Task to complete: Beneath this task is a listing; retype all of it exactly.

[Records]
— start —

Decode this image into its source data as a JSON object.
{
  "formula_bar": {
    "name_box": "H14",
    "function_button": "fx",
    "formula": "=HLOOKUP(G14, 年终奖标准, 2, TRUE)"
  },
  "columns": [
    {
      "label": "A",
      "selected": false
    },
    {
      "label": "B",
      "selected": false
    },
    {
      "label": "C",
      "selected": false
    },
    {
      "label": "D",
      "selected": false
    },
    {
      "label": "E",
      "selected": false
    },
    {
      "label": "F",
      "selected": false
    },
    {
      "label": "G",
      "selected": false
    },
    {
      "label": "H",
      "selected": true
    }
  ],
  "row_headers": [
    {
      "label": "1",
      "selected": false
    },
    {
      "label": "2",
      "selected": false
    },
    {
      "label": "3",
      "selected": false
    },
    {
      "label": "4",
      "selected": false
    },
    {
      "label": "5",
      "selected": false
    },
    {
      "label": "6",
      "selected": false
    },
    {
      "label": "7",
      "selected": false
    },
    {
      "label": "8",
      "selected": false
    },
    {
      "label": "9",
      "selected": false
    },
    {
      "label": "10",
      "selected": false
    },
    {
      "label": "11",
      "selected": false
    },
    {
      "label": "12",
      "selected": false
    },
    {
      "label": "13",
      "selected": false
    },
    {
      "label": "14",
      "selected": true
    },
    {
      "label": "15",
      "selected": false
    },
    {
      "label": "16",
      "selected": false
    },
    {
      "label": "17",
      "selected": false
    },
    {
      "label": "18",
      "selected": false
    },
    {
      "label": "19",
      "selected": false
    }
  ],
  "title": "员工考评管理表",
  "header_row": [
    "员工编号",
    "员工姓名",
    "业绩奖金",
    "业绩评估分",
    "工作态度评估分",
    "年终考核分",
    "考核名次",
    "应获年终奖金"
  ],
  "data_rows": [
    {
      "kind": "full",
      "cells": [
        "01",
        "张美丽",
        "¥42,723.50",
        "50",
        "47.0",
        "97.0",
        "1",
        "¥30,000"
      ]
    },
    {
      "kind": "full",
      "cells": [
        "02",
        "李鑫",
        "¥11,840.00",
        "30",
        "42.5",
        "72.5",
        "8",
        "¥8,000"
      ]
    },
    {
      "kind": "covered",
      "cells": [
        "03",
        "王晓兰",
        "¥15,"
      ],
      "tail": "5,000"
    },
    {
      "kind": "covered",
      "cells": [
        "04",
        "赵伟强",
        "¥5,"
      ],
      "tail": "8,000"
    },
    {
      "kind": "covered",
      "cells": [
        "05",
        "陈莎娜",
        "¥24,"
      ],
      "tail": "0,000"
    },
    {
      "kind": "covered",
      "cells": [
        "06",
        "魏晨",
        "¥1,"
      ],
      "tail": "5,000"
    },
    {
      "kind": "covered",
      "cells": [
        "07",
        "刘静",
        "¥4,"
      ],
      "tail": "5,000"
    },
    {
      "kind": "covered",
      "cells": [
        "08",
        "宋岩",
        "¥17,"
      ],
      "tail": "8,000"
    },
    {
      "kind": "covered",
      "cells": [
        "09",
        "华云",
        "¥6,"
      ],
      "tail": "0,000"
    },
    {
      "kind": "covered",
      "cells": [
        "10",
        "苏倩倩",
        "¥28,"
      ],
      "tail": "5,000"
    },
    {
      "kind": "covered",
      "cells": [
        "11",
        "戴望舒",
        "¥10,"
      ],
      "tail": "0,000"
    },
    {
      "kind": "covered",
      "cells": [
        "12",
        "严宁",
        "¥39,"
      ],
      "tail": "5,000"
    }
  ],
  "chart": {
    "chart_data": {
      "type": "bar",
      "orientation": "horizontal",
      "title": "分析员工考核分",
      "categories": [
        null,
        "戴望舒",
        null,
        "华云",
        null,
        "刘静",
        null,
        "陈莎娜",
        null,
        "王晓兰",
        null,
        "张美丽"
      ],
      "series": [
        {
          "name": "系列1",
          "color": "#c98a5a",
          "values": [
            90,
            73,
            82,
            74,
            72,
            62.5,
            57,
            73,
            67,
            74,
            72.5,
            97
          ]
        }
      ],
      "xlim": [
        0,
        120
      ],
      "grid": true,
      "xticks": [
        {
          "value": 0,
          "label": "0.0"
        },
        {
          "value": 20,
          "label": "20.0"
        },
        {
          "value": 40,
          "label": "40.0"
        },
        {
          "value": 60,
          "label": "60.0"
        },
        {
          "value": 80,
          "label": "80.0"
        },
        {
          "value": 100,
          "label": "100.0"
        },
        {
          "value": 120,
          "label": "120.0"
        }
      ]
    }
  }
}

— end —

Exercise result:
Decode this image into its source data as a JSON object.
{
  "formula_bar": {
    "name_box": "H14",
    "function_button": "fx",
    "formula": "=HLOOKUP(G14, 年终奖标准, 2, TRUE)"
  },
  "columns": [
    {
      "label": "A",
      "selected": false
    },
    {
      "label": "B",
      "selected": false
    },
    {
      "label": "C",
      "selected": false
    },
    {
      "label": "D",
      "selected": false
    },
    {
      "label": "E",
      "selected": false
    },
    {
      "label": "F",
      "selected": false
    },
    {
      "label": "G",
      "selected": false
    },
    {
      "label": "H",
      "selected": true
    }
  ],
  "row_headers": [
    {
      "label": "1",
      "selected": false
    },
    {
      "label": "2",
      "selected": false
    },
    {
      "label": "3",
      "selected": false
    },
    {
      "label": "4",
      "selected": false
    },
    {
      "label": "5",
      "selected": false
    },
    {
      "label": "6",
      "selected": false
    },
    {
      "label": "7",
      "selected": false
    },
    {
      "label": "8",
      "selected": false
    },
    {
      "label": "9",
      "selected": false
    },
    {
      "label": "10",
      "selected": false
    },
    {
      "label": "11",
      "selected": false
    },
    {
      "label": "12",
      "selected": false
    },
    {
      "label": "13",
      "selected": false
    },
    {
      "label": "14",
      "selected": true
    },
    {
      "label": "15",
      "selected": false
    },
    {
      "label": "16",
      "selected": false
    },
    {
      "label": "17",
      "selected": false
    },
    {
      "label": "18",
      "selected": false
    },
    {
      "label": "19",
      "selected": false
    }
  ],
  "title": "员工考评管理表",
  "header_row": [
    "员工编号",
    "员工姓名",
    "业绩奖金",
    "业绩评估分",
    "工作态度评估分",
    "年终考核分",
    "考核名次",
    "应获年终奖金"
  ],
  "data_rows": [
    {
      "kind": "full",
      "cells": [
        "01",
        "张美丽",
        "¥42,723.50",
        "50",
        "47.0",
        "97.0",
        "1",
        "¥30,000"
      ]
    },
    {
      "kind": "full",
      "cells": [
        "02",
        "李鑫",
        "¥11,840.00",
        "30",
        "42.5",
        "72.5",
        "8",
        "¥8,000"
      ]
    },
    {
      "kind": "covered",
      "cells": [
        "03",
        "王晓兰",
        "¥15,"
      ],
      "tail": "5,000"
    },
    {
      "kind": "covered",
      "cells": [
        "04",
        "赵伟强",
        "¥5,"
      ],
      "tail": "8,000"
    },
    {
      "kind": "covered",
      "cells": [
        "05",
        "陈莎娜",
        "¥24,"
      ],
      "tail": "0,000"
    },
    {
      "kind": "covered",
      "cells": [
        "06",
        "魏晨",
        "¥1,"
      ],
      "tail": "5,000"
    },
    {
      "kind": "covered",
      "cells": [
        "07",
        "刘静",
        "¥4,"
      ],
      "tail": "5,000"
    },
    {
      "kind": "covered",
      "cells": [
        "08",
        "宋岩",
        "¥17,"
      ],
      "tail": "8,000"
    },
    {
      "kind": "covered",
      "cells": [
        "09",
        "华云",
        "¥6,"
      ],
      "tail": "0,000"
    },
    {
      "kind": "covered",
      "cells": [
        "10",
        "苏倩倩",
        "¥28,"
      ],
      "tail": "5,000"
    },
    {
      "kind": "covered",
      "cells": [
        "11",
        "戴望舒",
        "¥10,"
      ],
      "tail": "0,000"
    },
    {
      "kind": "covered",
      "cells": [
        "12",
        "严宁",
        "¥39,"
      ],
      "tail": "5,000"
    }
  ],
  "chart": {
    "chart_data": {
      "type": "bar",
      "orientation": "horizontal",
      "title": "分析员工考核分",
      "categories": [
        null,
        "戴望舒",
        null,
        "华云",
        null,
        "刘静",
        null,
        "陈莎娜",
        null,
        "王晓兰",
        null,
        "张美丽"
      ],
      "series": [
        {
          "name": "系列1",
          "color": "#c98a5a",
          "values": [
            90,
            73,
            82,
            74,
            72,
            62.5,
            57,
            73,
            67,
            74,
            72.5,
            97
          ]
        }
      ],
      "xlim": [
        0,
        120
      ],
      "grid": true,
      "xticks": [
        {
          "value": 0,
          "label": "0.0"
        },
        {
          "value": 20,
          "label": "20.0"
        },
        {
          "value": 40,
          "label": "40.0"
        },
        {
          "value": 60,
          "label": "60.0"
        },
        {
          "value": 80,
          "label": "80.0"
        },
        {
          "value": 100,
          "label": "100.0"
        },
        {
          "value": 120,
          "label": "120.0"
        }
      ]
    }
  }
}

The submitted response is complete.